Output every line of the material exactly, omitting images.

**PROVIDED RECORDS:**
══════════════════════════════
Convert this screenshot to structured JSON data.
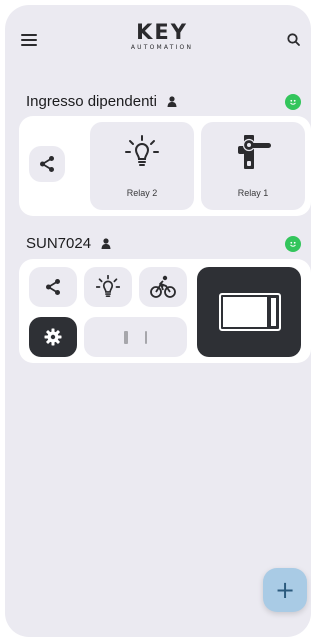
{
  "header": {
    "logo_main": "KEY",
    "logo_sub": "AUTOMATION",
    "menu_icon": "hamburger-menu-icon",
    "search_icon": "search-icon"
  },
  "groups": [
    {
      "title": "Ingresso dipendenti",
      "status_color": "#33c55c",
      "tiles": [
        {
          "icon": "share-icon",
          "label": ""
        },
        {
          "icon": "light-bulb-icon",
          "label": "Relay 2"
        },
        {
          "icon": "door-handle-icon",
          "label": "Relay 1"
        }
      ]
    },
    {
      "title": "SUN7024",
      "status_color": "#33c55c",
      "tiles": [
        {
          "icon": "share-icon",
          "label": ""
        },
        {
          "icon": "light-bulb-icon",
          "label": ""
        },
        {
          "icon": "cyclist-icon",
          "label": ""
        },
        {
          "icon": "gear-icon",
          "label": ""
        },
        {
          "icon": "gate-position-icon",
          "label": ""
        },
        {
          "icon": "sliding-gate-icon",
          "label": ""
        }
      ]
    }
  ],
  "fab": {
    "label": "+"
  },
  "colors": {
    "background": "#ebeaf1",
    "card": "#ffffff",
    "tile": "#ebeaf1",
    "dark_tile": "#2e3035",
    "status_online": "#33c55c",
    "fab": "#a9cbe5"
  }
}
══════════════════════════════
**REPLY:**
Convert this screenshot to structured JSON data.
{
  "header": {
    "logo_main": "KEY",
    "logo_sub": "AUTOMATION",
    "menu_icon": "hamburger-menu-icon",
    "search_icon": "search-icon"
  },
  "groups": [
    {
      "title": "Ingresso dipendenti",
      "status_color": "#33c55c",
      "tiles": [
        {
          "icon": "share-icon",
          "label": ""
        },
        {
          "icon": "light-bulb-icon",
          "label": "Relay 2"
        },
        {
          "icon": "door-handle-icon",
          "label": "Relay 1"
        }
      ]
    },
    {
      "title": "SUN7024",
      "status_color": "#33c55c",
      "tiles": [
        {
          "icon": "share-icon",
          "label": ""
        },
        {
          "icon": "light-bulb-icon",
          "label": ""
        },
        {
          "icon": "cyclist-icon",
          "label": ""
        },
        {
          "icon": "gear-icon",
          "label": ""
        },
        {
          "icon": "gate-position-icon",
          "label": ""
        },
        {
          "icon": "sliding-gate-icon",
          "label": ""
        }
      ]
    }
  ],
  "fab": {
    "label": "+"
  },
  "colors": {
    "background": "#ebeaf1",
    "card": "#ffffff",
    "tile": "#ebeaf1",
    "dark_tile": "#2e3035",
    "status_online": "#33c55c",
    "fab": "#a9cbe5"
  }
}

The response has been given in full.